* REQUIRED WORK
Rewrite the records from the line containing "scatter-point (485, 212, 491, 218)" through the line containing "scatter-point (184, 294, 190, 300)", replacing "x-tick-label" with "x-axis-label" and leaving everything else unchanged.

* SUPPLIED MATERIAL
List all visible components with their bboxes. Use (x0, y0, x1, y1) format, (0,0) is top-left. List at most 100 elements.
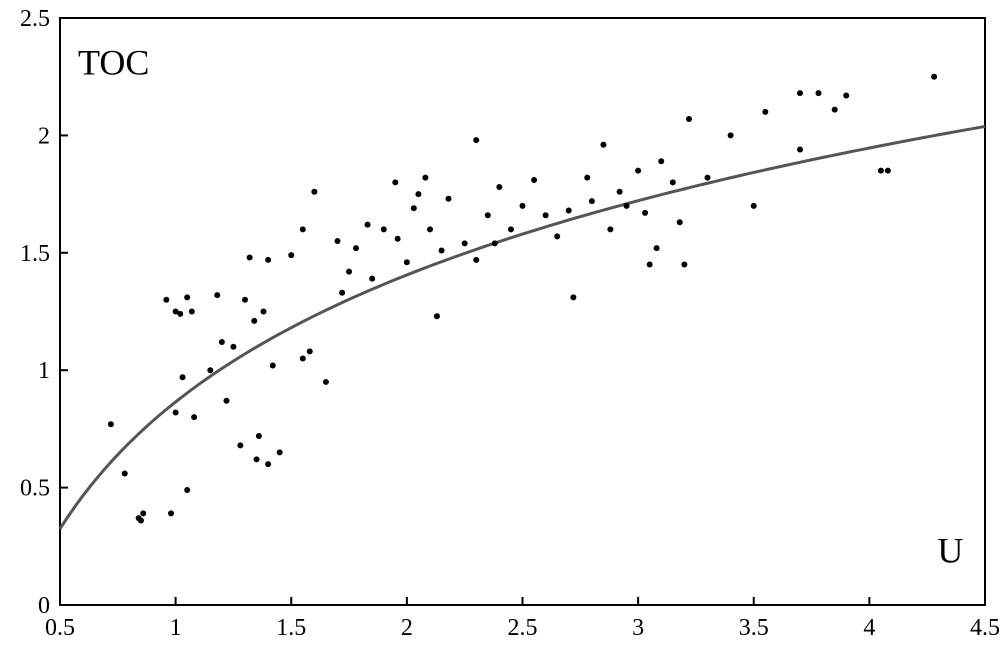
scatter-point (485, 212, 491, 218)
x-tick-label: 2.5 (508, 615, 538, 641)
scatter-point (658, 158, 664, 164)
scatter-point (566, 208, 572, 214)
scatter-point (184, 487, 190, 493)
scatter-point (237, 442, 243, 448)
scatter-point (369, 276, 375, 282)
scatter-point (462, 240, 468, 246)
scatter-point (931, 74, 937, 80)
scatter-point (705, 175, 711, 181)
scatter-point (214, 292, 220, 298)
scatter-point (323, 379, 329, 385)
scatter-point (446, 196, 452, 202)
scatter-point (878, 168, 884, 174)
y-tick-label: 1 (38, 358, 50, 384)
scatter-point (191, 414, 197, 420)
x-axis-title: U (937, 531, 963, 571)
scatter-point (365, 222, 371, 228)
scatter-point (728, 132, 734, 138)
scatter-point (180, 374, 186, 380)
scatter-point (254, 456, 260, 462)
scatter-point (163, 297, 169, 303)
scatter-point (434, 313, 440, 319)
scatter-point (242, 297, 248, 303)
scatter-point (492, 240, 498, 246)
scatter-point (395, 236, 401, 242)
plot-border (60, 18, 985, 605)
scatter-point (404, 259, 410, 265)
scatter-point (415, 191, 421, 197)
x-tick-label: 4 (863, 615, 875, 641)
scatter-point (600, 142, 606, 148)
scatter-point (122, 471, 128, 477)
scatter-point (381, 226, 387, 232)
scatter-point (270, 363, 276, 369)
scatter-point (256, 433, 262, 439)
scatter-point (184, 294, 190, 300)
scatter-point (307, 348, 313, 354)
scatter-point (311, 189, 317, 195)
fit-curve (60, 126, 985, 528)
scatter-point (751, 203, 757, 209)
scatter-point (335, 238, 341, 244)
scatter-point (189, 309, 195, 315)
scatter-point (277, 449, 283, 455)
scatter-point (584, 175, 590, 181)
y-tick-label: 2.5 (20, 6, 50, 32)
scatter-point (339, 290, 345, 296)
scatter-point (520, 203, 526, 209)
scatter-point (261, 309, 267, 315)
scatter-point (392, 179, 398, 185)
scatter-point (439, 247, 445, 253)
x-tick-label: 3.5 (739, 615, 769, 641)
scatter-point (647, 262, 653, 268)
scatter-point (681, 262, 687, 268)
scatter-point (353, 245, 359, 251)
scatter-point (207, 367, 213, 373)
scatter-point (797, 146, 803, 152)
x-tick-label: 1.5 (276, 615, 306, 641)
y-tick-label: 1.5 (20, 241, 50, 267)
scatter-point (168, 510, 174, 516)
scatter-point (677, 219, 683, 225)
scatter-point (300, 355, 306, 361)
scatter-point (473, 137, 479, 143)
scatter-point (473, 257, 479, 263)
scatter-point (411, 205, 417, 211)
scatter-point (816, 90, 822, 96)
scatter-point (832, 107, 838, 113)
scatter-point (670, 179, 676, 185)
scatter-point (607, 226, 613, 232)
scatter-point (140, 510, 146, 516)
scatter-point (177, 311, 183, 317)
scatter-point (762, 109, 768, 115)
x-tick-label: 2 (401, 615, 413, 641)
x-tick-label: 3 (632, 615, 644, 641)
scatter-point (797, 90, 803, 96)
y-axis-title: TOC (78, 42, 149, 82)
scatter-point (300, 226, 306, 232)
scatter-point (265, 257, 271, 263)
scatter-point (654, 245, 660, 251)
y-tick-label: 2 (38, 123, 50, 149)
x-tick-label: 1 (170, 615, 182, 641)
scatter-point (173, 409, 179, 415)
scatter-chart-svg: 0.511.522.533.544.500.511.522.5TOCU (0, 0, 1000, 667)
scatter-point (496, 184, 502, 190)
scatter-point (427, 226, 433, 232)
scatter-point (570, 294, 576, 300)
scatter-point (617, 189, 623, 195)
scatter-point (138, 517, 144, 523)
scatter-point (624, 203, 630, 209)
scatter-point (843, 92, 849, 98)
scatter-chart: 0.511.522.533.544.500.511.522.5TOCU (0, 0, 1000, 667)
scatter-point (635, 168, 641, 174)
scatter-point (589, 198, 595, 204)
scatter-point (288, 252, 294, 258)
scatter-point (554, 233, 560, 239)
scatter-point (224, 398, 230, 404)
scatter-point (422, 175, 428, 181)
scatter-point (642, 210, 648, 216)
scatter-point (531, 177, 537, 183)
x-tick-label: 4.5 (970, 615, 1000, 641)
scatter-point (885, 168, 891, 174)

* SOLUTION
scatter-point (485, 212, 491, 218)
x-axis-label: 2.5 (508, 615, 538, 641)
scatter-point (658, 158, 664, 164)
scatter-point (566, 208, 572, 214)
scatter-point (184, 487, 190, 493)
scatter-point (237, 442, 243, 448)
scatter-point (369, 276, 375, 282)
scatter-point (462, 240, 468, 246)
scatter-point (931, 74, 937, 80)
scatter-point (705, 175, 711, 181)
scatter-point (214, 292, 220, 298)
scatter-point (323, 379, 329, 385)
scatter-point (446, 196, 452, 202)
scatter-point (878, 168, 884, 174)
y-tick-label: 1 (38, 358, 50, 384)
scatter-point (191, 414, 197, 420)
x-axis-title: U (937, 531, 963, 571)
scatter-point (365, 222, 371, 228)
scatter-point (728, 132, 734, 138)
scatter-point (180, 374, 186, 380)
scatter-point (254, 456, 260, 462)
scatter-point (163, 297, 169, 303)
scatter-point (434, 313, 440, 319)
scatter-point (242, 297, 248, 303)
scatter-point (492, 240, 498, 246)
scatter-point (395, 236, 401, 242)
plot-border (60, 18, 985, 605)
scatter-point (404, 259, 410, 265)
scatter-point (415, 191, 421, 197)
x-axis-label: 4 (863, 615, 875, 641)
scatter-point (600, 142, 606, 148)
scatter-point (122, 471, 128, 477)
scatter-point (381, 226, 387, 232)
scatter-point (270, 363, 276, 369)
scatter-point (256, 433, 262, 439)
scatter-point (184, 294, 190, 300)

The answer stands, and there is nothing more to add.